Given problem A:
Copy the entries from the line containing "Itemize the components" to the line containing "Bar <box>15 71 1346 94</box>", keeping both of those lines and reproducing each line word for word. Leave the pictures out.

Text block:

Invite them and welcome them on Shabbat! Then love gets the chance to gradually grow.
An other mom indicated there are always conflicts just before the entrance of Shabbat.
Try to solve the situation with  some humour, try to turn it positively, try to be creative.
Of course the children’s puberty  plays also a part. They notice the difference between them and the outside world and they want so much to be part of something. It is difficult for them. Eventually they will have to decide for themselves. Some children are doing that already.

A mother told about her daughter inviting the whole class to come and have a pancake dinner  in the succah (booth). Her daughter expresses her faith openly.
An other girl showed the Jewish traditions proudly to her new boy-friend, while she had revolted against them earlier.
Stay positive and full of love and give the good example to your children.
Give them some room! Your influence is of high importance!

Question 2: You were created as a woman to be a ‘woman of valor’ or an ‘eshet chayil’.
How does this knowledge influence your life as a woman?

For a woman of valor it is important to handle your children with respect.
For one person this may mean staying at home together om Friday night (Erev Shabbat). In that case the children do not go to birthday parties of other parties at that time.
Someone else indicated that her children go to parties and birthdays on purpose, to be a witness to others and to build and strengthen relationships.

A woman of valor gives her children room, but sets clear boundaries as well.
Working at the relationships with our children is very important for them to stay in good shape. Give your children your positive attention and communicate with them.
Associating with our teenagers is also a very precious thing.
You can also learn a lot from them because they are critical and hold the mirror before you.
When they grow older you have to gradually let go of the steering-wheel.
They will have to learn to be responsible for themselves and to make their own choices.
You will have to learn to let go of your  children. That’s how you give them confidence!

The conversation was lively and worthwhile.
We have learned from our different viewpoints!
And we hope it will exert a good influence on us and our children.

Given problem B:
Answer these questions about the text on raising children in the faith:
(i) What did one mother's daughter invite her whole class to?
(ii) What Hebrew phrase is given for "woman of valor"?
(iii) What does the text say you have to gradually let go of as children grow older?

Given records:
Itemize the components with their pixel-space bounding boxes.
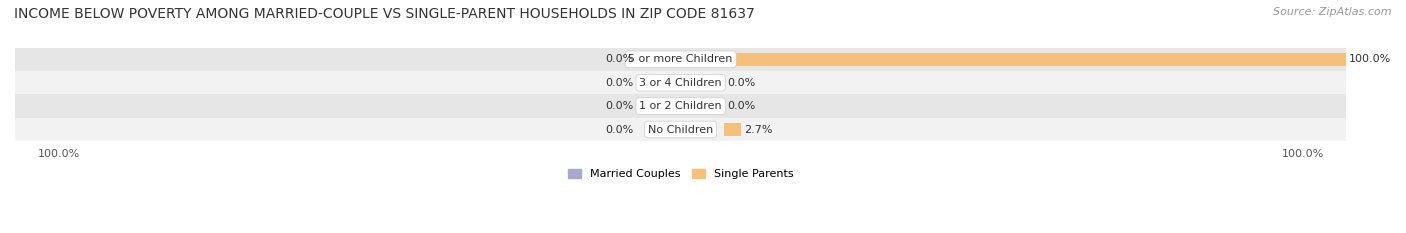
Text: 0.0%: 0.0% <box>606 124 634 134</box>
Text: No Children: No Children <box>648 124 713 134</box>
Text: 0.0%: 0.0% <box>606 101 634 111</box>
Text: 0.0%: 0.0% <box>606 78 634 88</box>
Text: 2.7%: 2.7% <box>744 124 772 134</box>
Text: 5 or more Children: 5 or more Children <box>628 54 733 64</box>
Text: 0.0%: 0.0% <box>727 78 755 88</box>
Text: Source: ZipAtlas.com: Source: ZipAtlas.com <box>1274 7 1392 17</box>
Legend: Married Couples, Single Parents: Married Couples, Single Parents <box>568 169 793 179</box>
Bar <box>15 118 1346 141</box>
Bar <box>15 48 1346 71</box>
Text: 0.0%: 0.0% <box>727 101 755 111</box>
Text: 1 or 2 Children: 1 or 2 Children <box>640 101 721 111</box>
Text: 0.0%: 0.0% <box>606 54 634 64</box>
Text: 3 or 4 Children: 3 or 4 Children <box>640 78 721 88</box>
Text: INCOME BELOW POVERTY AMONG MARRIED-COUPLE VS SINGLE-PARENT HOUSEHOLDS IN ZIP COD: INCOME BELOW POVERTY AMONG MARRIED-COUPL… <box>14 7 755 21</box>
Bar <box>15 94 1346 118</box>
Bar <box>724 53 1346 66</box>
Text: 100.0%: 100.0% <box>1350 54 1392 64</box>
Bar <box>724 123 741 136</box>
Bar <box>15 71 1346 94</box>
==
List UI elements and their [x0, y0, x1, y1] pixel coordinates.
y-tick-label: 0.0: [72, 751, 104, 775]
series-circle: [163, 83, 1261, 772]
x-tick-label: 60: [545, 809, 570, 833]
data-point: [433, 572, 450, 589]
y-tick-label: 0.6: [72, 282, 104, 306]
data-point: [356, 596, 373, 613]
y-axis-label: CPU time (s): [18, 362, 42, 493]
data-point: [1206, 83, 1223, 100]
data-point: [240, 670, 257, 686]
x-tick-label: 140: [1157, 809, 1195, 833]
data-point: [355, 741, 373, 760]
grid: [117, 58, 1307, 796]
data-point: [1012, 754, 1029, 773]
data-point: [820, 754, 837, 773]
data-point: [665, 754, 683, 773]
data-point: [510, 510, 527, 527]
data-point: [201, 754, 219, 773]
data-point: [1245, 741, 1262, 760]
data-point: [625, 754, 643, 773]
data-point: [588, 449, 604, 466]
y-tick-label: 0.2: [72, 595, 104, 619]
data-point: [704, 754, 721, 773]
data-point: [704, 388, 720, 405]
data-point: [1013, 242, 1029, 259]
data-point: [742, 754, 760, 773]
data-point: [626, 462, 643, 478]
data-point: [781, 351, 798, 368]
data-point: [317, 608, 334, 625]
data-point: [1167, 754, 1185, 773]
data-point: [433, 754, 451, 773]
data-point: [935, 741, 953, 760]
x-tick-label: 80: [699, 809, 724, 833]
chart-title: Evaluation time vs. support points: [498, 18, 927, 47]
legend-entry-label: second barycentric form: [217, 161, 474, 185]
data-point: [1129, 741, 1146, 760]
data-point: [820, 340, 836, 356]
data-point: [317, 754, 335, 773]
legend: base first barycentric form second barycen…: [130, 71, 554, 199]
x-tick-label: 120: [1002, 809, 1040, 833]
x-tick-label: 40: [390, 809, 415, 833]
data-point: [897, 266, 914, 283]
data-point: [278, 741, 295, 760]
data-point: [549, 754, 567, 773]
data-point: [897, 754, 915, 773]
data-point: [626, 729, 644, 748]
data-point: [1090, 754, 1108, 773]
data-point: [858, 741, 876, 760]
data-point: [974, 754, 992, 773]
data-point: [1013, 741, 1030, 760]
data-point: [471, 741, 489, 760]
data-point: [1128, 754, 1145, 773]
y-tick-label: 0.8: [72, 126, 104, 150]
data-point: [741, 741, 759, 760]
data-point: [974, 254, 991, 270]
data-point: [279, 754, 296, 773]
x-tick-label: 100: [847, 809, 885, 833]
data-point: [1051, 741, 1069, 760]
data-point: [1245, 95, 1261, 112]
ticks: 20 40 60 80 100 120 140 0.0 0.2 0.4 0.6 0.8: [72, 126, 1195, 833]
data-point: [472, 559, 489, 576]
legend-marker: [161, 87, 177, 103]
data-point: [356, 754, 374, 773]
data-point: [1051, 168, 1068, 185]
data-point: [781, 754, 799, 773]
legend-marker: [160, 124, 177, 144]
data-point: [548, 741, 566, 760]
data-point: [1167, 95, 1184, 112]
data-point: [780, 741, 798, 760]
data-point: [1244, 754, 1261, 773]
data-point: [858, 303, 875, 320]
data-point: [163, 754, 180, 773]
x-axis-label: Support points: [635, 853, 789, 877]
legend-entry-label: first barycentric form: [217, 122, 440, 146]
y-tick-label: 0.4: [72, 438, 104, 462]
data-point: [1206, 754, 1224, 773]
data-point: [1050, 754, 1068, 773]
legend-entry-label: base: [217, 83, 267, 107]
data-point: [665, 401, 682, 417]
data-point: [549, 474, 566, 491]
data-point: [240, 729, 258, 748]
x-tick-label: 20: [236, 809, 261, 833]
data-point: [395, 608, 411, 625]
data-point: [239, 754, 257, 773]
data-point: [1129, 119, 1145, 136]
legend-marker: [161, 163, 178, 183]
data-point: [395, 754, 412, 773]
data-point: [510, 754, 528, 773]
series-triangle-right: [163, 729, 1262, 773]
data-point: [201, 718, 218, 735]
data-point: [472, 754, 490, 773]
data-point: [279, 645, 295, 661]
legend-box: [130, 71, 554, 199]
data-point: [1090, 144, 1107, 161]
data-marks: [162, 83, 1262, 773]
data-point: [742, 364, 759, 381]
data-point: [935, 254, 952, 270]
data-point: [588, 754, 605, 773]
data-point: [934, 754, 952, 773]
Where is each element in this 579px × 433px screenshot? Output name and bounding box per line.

Complete output A:
Itemize the components with their pixel-space bounding boxes.
Text: 0.0%: 0.0% <box>606 124 634 134</box>
Text: No Children: No Children <box>648 124 713 134</box>
Text: 0.0%: 0.0% <box>606 101 634 111</box>
Text: 0.0%: 0.0% <box>606 78 634 88</box>
Text: 2.7%: 2.7% <box>744 124 772 134</box>
Text: 5 or more Children: 5 or more Children <box>628 54 733 64</box>
Text: 0.0%: 0.0% <box>727 78 755 88</box>
Text: Source: ZipAtlas.com: Source: ZipAtlas.com <box>1274 7 1392 17</box>
Legend: Married Couples, Single Parents: Married Couples, Single Parents <box>568 169 793 179</box>
Bar <box>15 118 1346 141</box>
Bar <box>15 48 1346 71</box>
Text: 0.0%: 0.0% <box>727 101 755 111</box>
Text: 1 or 2 Children: 1 or 2 Children <box>640 101 721 111</box>
Text: 0.0%: 0.0% <box>606 54 634 64</box>
Text: 3 or 4 Children: 3 or 4 Children <box>640 78 721 88</box>
Text: INCOME BELOW POVERTY AMONG MARRIED-COUPLE VS SINGLE-PARENT HOUSEHOLDS IN ZIP COD: INCOME BELOW POVERTY AMONG MARRIED-COUPL… <box>14 7 755 21</box>
Bar <box>15 94 1346 118</box>
Bar <box>724 53 1346 66</box>
Text: 100.0%: 100.0% <box>1350 54 1392 64</box>
Bar <box>724 123 741 136</box>
Bar <box>15 71 1346 94</box>

Complete output B:
(i) A pancake dinner in the succah (booth).
(ii) Eshet chayil.
(iii) The steering-wheel.